| INPUT DATA |
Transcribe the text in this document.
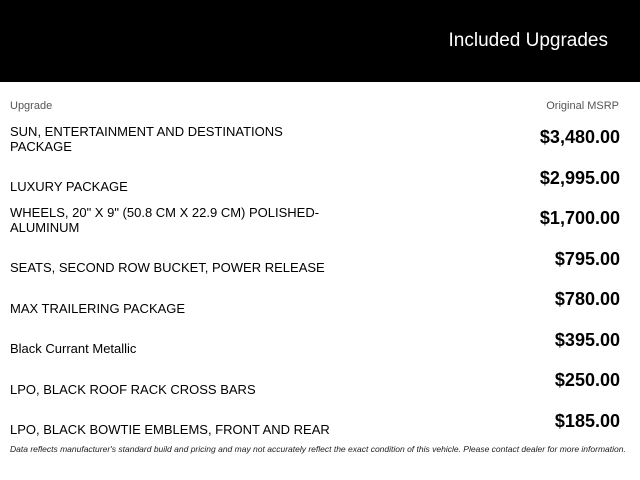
Included Upgrades
Upgrade	Original MSRP
SUN, ENTERTAINMENT AND DESTINATIONS PACKAGE	$3,480.00
LUXURY PACKAGE	$2,995.00
WHEELS, 20" X 9" (50.8 CM X 22.9 CM) POLISHED-ALUMINUM	$1,700.00
SEATS, SECOND ROW BUCKET, POWER RELEASE	$795.00
MAX TRAILERING PACKAGE	$780.00
Black Currant Metallic	$395.00
LPO, BLACK ROOF RACK CROSS BARS	$250.00
LPO, BLACK BOWTIE EMBLEMS, FRONT AND REAR	$185.00
Data reflects manufacturer's standard build and pricing and may not accurately reflect the exact condition of this vehicle. Please contact dealer for more information.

| YOUR INSTRUCTIONS |
Go through the data above and transcribe it in full, omitting any image.

| EXERCISE RESULT |
Transcribe the text in this document.
Included Upgrades
Upgrade	Original MSRP
SUN, ENTERTAINMENT AND DESTINATIONS PACKAGE	$3,480.00
LUXURY PACKAGE	$2,995.00
WHEELS, 20" X 9" (50.8 CM X 22.9 CM) POLISHED-ALUMINUM	$1,700.00
SEATS, SECOND ROW BUCKET, POWER RELEASE	$795.00
MAX TRAILERING PACKAGE	$780.00
Black Currant Metallic	$395.00
LPO, BLACK ROOF RACK CROSS BARS	$250.00
LPO, BLACK BOWTIE EMBLEMS, FRONT AND REAR	$185.00
Data reflects manufacturer's standard build and pricing and may not accurately reflect the exact condition of this vehicle. Please contact dealer for more information.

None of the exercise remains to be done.